Exercise directions: Word for word, set down the records and skip each picture.

:: Given entries

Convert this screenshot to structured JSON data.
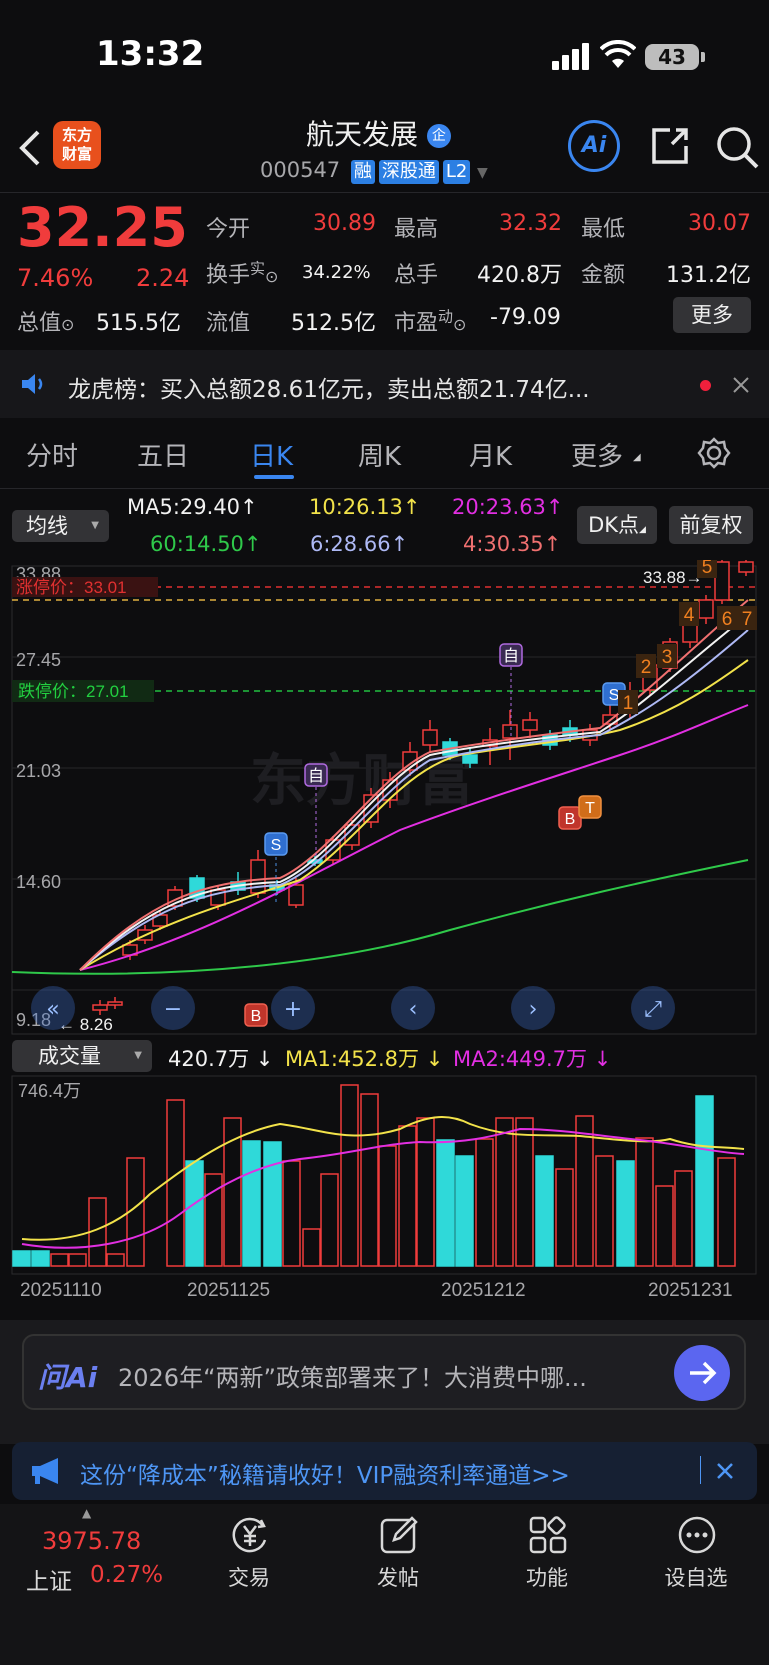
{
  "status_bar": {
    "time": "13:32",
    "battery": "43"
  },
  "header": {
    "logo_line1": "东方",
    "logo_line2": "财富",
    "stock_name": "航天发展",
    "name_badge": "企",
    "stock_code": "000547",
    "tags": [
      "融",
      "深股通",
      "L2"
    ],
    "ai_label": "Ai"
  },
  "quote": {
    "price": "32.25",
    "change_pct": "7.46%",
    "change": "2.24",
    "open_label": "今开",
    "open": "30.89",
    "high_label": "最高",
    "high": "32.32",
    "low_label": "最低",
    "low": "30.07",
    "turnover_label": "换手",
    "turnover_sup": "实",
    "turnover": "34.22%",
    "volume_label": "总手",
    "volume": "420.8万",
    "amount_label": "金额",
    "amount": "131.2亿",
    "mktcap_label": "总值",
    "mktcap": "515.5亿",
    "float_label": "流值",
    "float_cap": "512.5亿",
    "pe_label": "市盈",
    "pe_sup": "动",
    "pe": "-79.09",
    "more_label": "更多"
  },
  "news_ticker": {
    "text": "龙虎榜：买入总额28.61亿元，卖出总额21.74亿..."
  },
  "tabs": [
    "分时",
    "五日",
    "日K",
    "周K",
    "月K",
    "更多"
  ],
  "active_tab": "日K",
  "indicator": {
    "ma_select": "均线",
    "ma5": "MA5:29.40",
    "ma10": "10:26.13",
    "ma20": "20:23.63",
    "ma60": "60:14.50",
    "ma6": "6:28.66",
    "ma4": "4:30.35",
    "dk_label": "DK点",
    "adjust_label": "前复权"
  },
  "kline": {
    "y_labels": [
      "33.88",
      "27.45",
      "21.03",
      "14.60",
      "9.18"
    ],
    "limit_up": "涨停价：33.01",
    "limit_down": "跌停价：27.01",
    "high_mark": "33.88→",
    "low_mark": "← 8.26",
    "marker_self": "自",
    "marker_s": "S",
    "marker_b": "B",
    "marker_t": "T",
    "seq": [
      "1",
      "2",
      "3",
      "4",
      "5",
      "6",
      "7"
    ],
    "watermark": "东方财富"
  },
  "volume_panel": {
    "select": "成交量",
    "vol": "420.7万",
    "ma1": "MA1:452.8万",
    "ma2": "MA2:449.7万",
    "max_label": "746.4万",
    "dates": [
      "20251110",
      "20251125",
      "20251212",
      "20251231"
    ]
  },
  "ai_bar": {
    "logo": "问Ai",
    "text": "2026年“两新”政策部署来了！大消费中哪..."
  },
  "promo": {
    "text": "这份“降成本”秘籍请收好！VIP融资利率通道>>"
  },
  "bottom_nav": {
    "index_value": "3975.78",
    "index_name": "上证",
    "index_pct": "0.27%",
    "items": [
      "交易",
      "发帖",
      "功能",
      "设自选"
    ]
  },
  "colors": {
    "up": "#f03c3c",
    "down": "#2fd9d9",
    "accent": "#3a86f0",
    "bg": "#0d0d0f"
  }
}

::::

Exercise output:
Convert this screenshot to structured JSON data.
{
  "status_bar": {
    "time": "13:32",
    "battery": "43"
  },
  "header": {
    "logo_line1": "东方",
    "logo_line2": "财富",
    "stock_name": "航天发展",
    "name_badge": "企",
    "stock_code": "000547",
    "tags": [
      "融",
      "深股通",
      "L2"
    ],
    "ai_label": "Ai"
  },
  "quote": {
    "price": "32.25",
    "change_pct": "7.46%",
    "change": "2.24",
    "open_label": "今开",
    "open": "30.89",
    "high_label": "最高",
    "high": "32.32",
    "low_label": "最低",
    "low": "30.07",
    "turnover_label": "换手",
    "turnover_sup": "实",
    "turnover": "34.22%",
    "volume_label": "总手",
    "volume": "420.8万",
    "amount_label": "金额",
    "amount": "131.2亿",
    "mktcap_label": "总值",
    "mktcap": "515.5亿",
    "float_label": "流值",
    "float_cap": "512.5亿",
    "pe_label": "市盈",
    "pe_sup": "动",
    "pe": "-79.09",
    "more_label": "更多"
  },
  "news_ticker": {
    "text": "龙虎榜：买入总额28.61亿元，卖出总额21.74亿..."
  },
  "tabs": [
    "分时",
    "五日",
    "日K",
    "周K",
    "月K",
    "更多"
  ],
  "active_tab": "日K",
  "indicator": {
    "ma_select": "均线",
    "ma5": "MA5:29.40",
    "ma10": "10:26.13",
    "ma20": "20:23.63",
    "ma60": "60:14.50",
    "ma6": "6:28.66",
    "ma4": "4:30.35",
    "dk_label": "DK点",
    "adjust_label": "前复权"
  },
  "kline": {
    "y_labels": [
      "33.88",
      "27.45",
      "21.03",
      "14.60",
      "9.18"
    ],
    "limit_up": "涨停价：33.01",
    "limit_down": "跌停价：27.01",
    "high_mark": "33.88→",
    "low_mark": "← 8.26",
    "marker_self": "自",
    "marker_s": "S",
    "marker_b": "B",
    "marker_t": "T",
    "seq": [
      "1",
      "2",
      "3",
      "4",
      "5",
      "6",
      "7"
    ],
    "watermark": "东方财富"
  },
  "volume_panel": {
    "select": "成交量",
    "vol": "420.7万",
    "ma1": "MA1:452.8万",
    "ma2": "MA2:449.7万",
    "max_label": "746.4万",
    "dates": [
      "20251110",
      "20251125",
      "20251212",
      "20251231"
    ]
  },
  "ai_bar": {
    "logo": "问Ai",
    "text": "2026年“两新”政策部署来了！大消费中哪..."
  },
  "promo": {
    "text": "这份“降成本”秘籍请收好！VIP融资利率通道>>"
  },
  "bottom_nav": {
    "index_value": "3975.78",
    "index_name": "上证",
    "index_pct": "0.27%",
    "items": [
      "交易",
      "发帖",
      "功能",
      "设自选"
    ]
  },
  "colors": {
    "up": "#f03c3c",
    "down": "#2fd9d9",
    "accent": "#3a86f0",
    "bg": "#0d0d0f"
  }
}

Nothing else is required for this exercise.